### PROBLEM STATEMENT
Using the data below, copy every line that contains the word "timing".

### DATA SECTION
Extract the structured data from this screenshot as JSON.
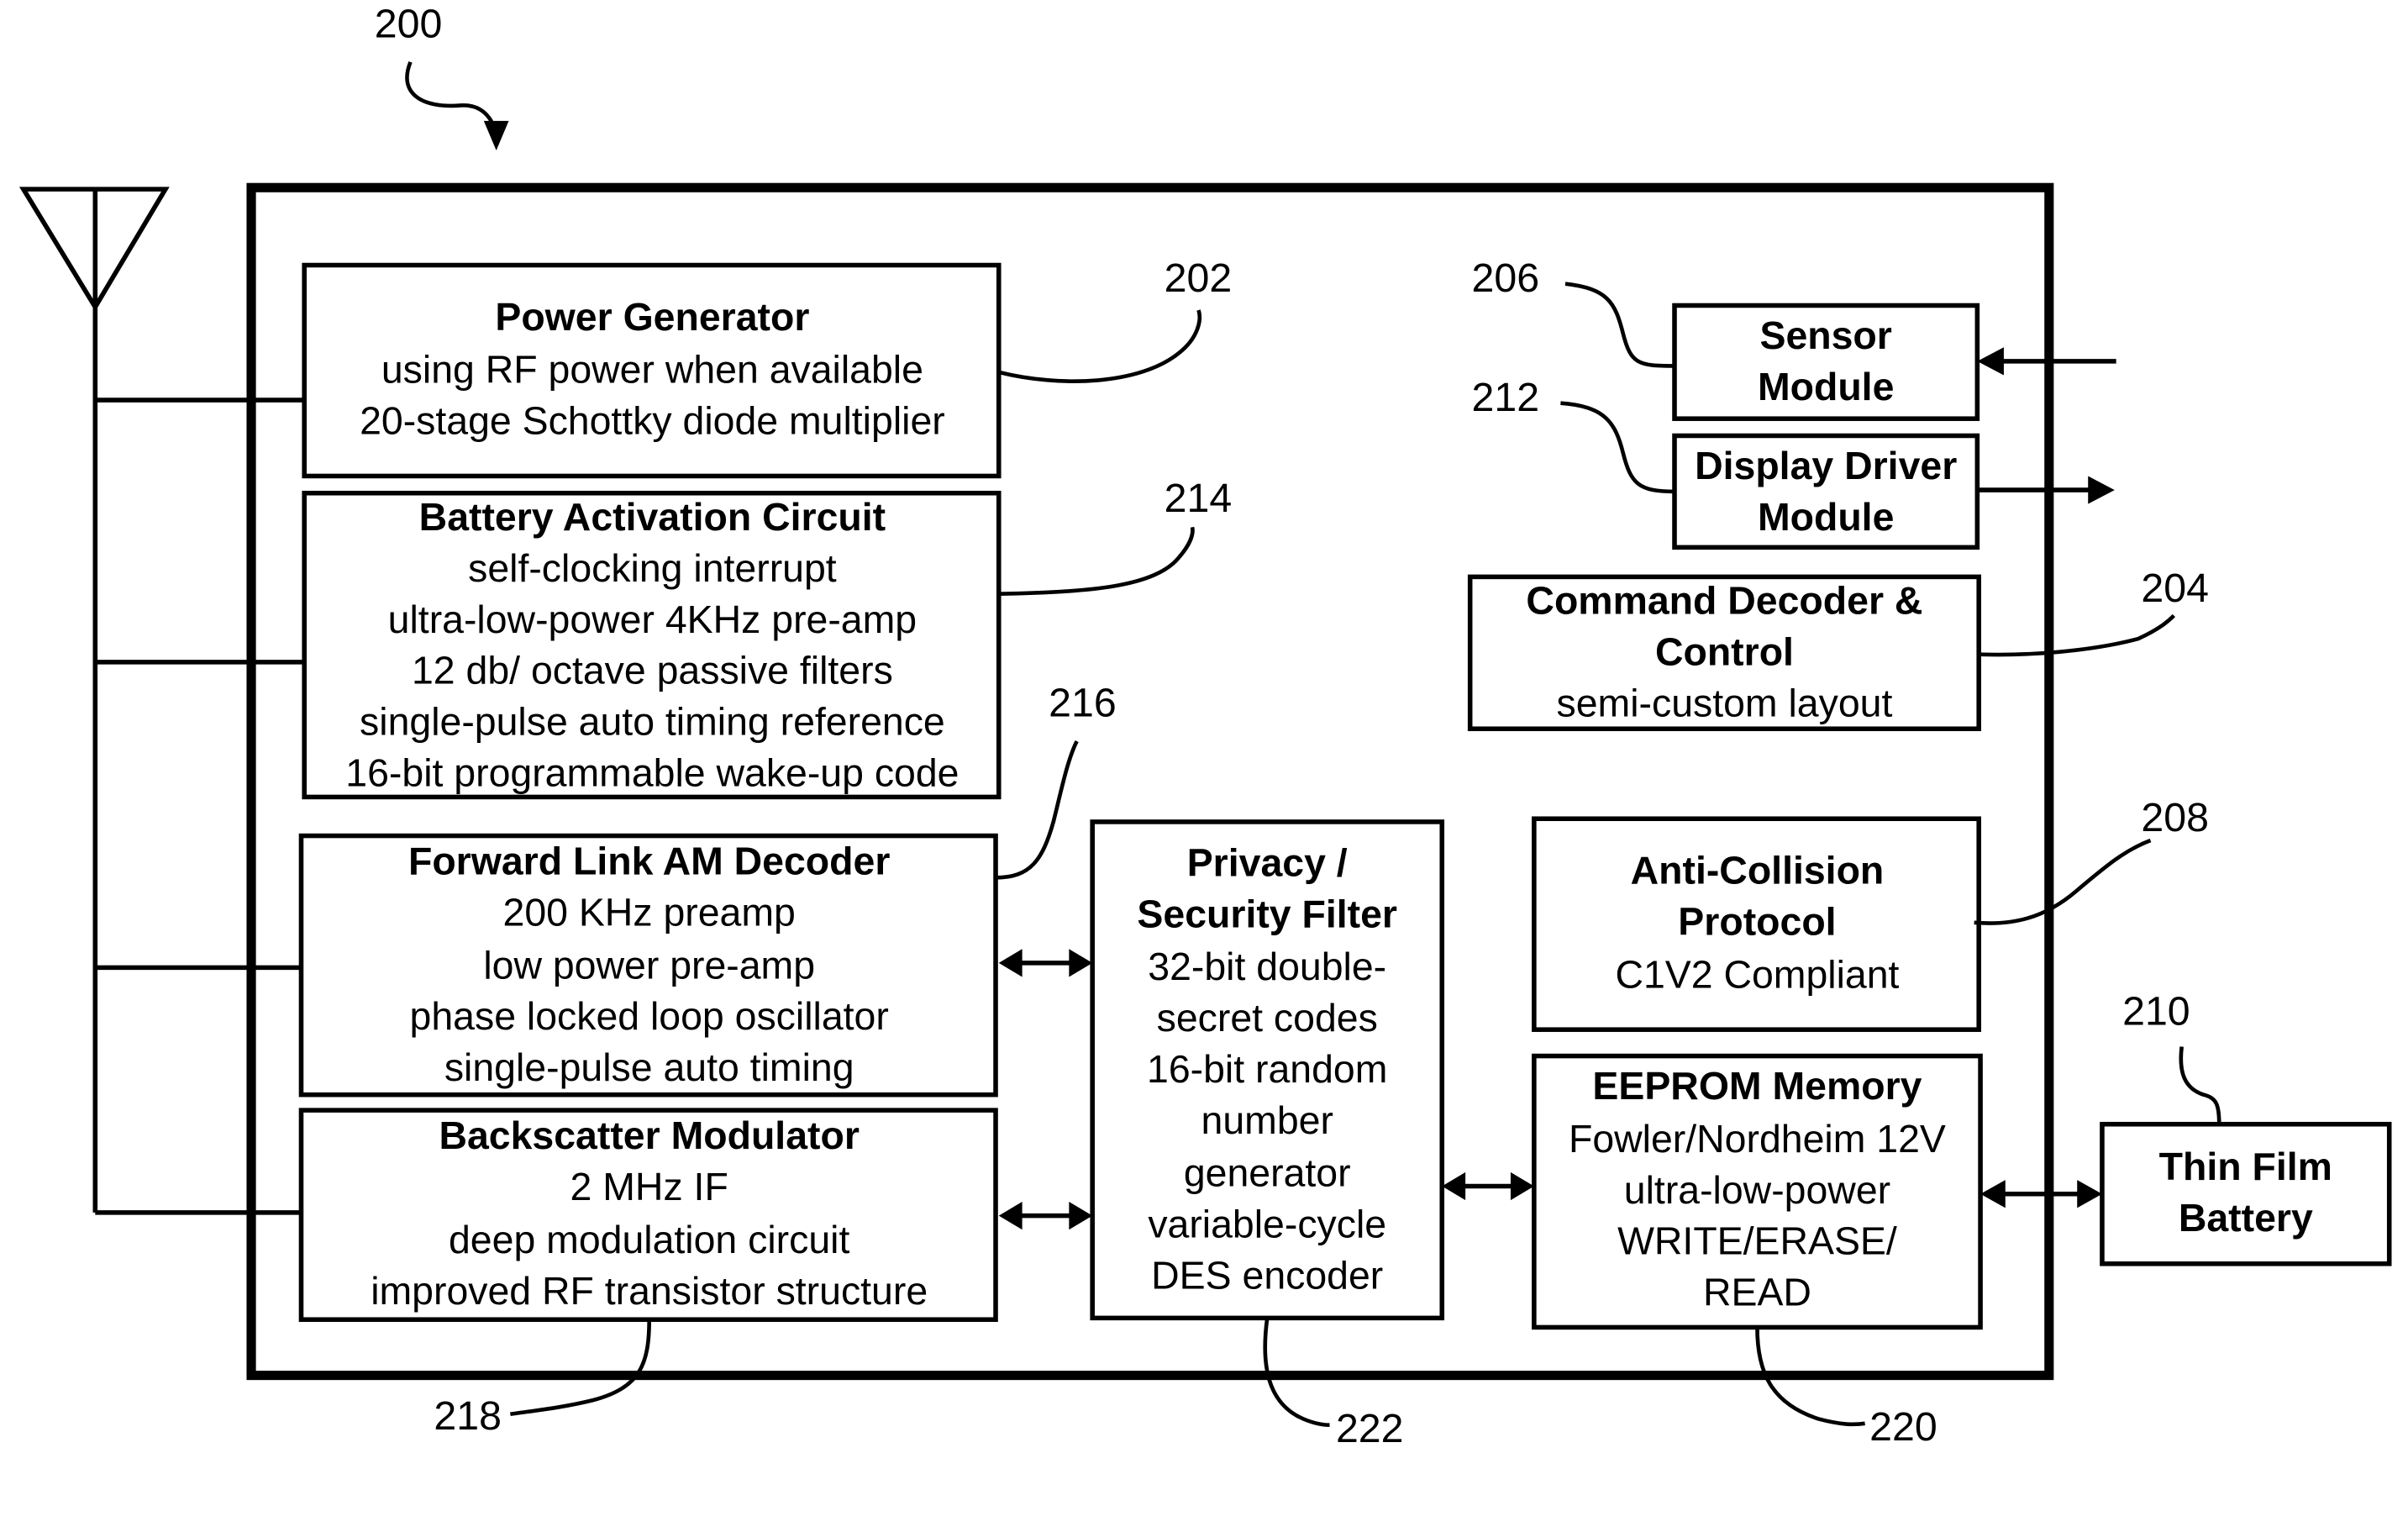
{
  "figure": {
    "ref": "200"
  },
  "antenna": {
    "icon": "antenna-icon"
  },
  "blocks": [
    {
      "id": "power-generator",
      "ref": "202",
      "title": [
        "Power Generator"
      ],
      "lines": [
        "using RF power when available",
        "20-stage Schottky diode multiplier"
      ]
    },
    {
      "id": "battery-activation",
      "ref": "214",
      "title": [
        "Battery Activation Circuit"
      ],
      "lines": [
        "self-clocking interrupt",
        "ultra-low-power 4KHz pre-amp",
        "12 db/ octave passive filters",
        "single-pulse auto timing reference",
        "16-bit programmable wake-up code"
      ]
    },
    {
      "id": "forward-link",
      "ref": "216",
      "title": [
        "Forward Link AM Decoder"
      ],
      "lines": [
        "200 KHz preamp",
        "low power pre-amp",
        "phase locked loop oscillator",
        "single-pulse auto timing"
      ]
    },
    {
      "id": "backscatter",
      "ref": "218",
      "title": [
        "Backscatter Modulator"
      ],
      "lines": [
        "2 MHz IF",
        "deep modulation circuit",
        "improved RF transistor structure"
      ]
    },
    {
      "id": "privacy-filter",
      "ref": "222",
      "title": [
        "Privacy /",
        "Security Filter"
      ],
      "lines": [
        "32-bit double-",
        "secret codes",
        "16-bit random",
        "number",
        "generator",
        "variable-cycle",
        "DES encoder"
      ]
    },
    {
      "id": "sensor-module",
      "ref": "206",
      "title": [
        "Sensor",
        "Module"
      ],
      "lines": []
    },
    {
      "id": "display-driver",
      "ref": "212",
      "title": [
        "Display Driver",
        "Module"
      ],
      "lines": []
    },
    {
      "id": "command-decoder",
      "ref": "204",
      "title": [
        "Command Decoder &",
        "Control"
      ],
      "lines": [
        "semi-custom layout"
      ]
    },
    {
      "id": "anti-collision",
      "ref": "208",
      "title": [
        "Anti-Collision",
        "Protocol"
      ],
      "lines": [
        "C1V2 Compliant"
      ]
    },
    {
      "id": "eeprom",
      "ref": "220",
      "title": [
        "EEPROM Memory"
      ],
      "lines": [
        "Fowler/Nordheim 12V",
        "ultra-low-power",
        "WRITE/ERASE/",
        "READ"
      ]
    },
    {
      "id": "thin-film-battery",
      "ref": "210",
      "title": [
        "Thin Film",
        "Battery"
      ],
      "lines": []
    }
  ]
}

### RESULT FOR THIS TASK
        "single-pulse auto timing reference",
        "single-pulse auto timing"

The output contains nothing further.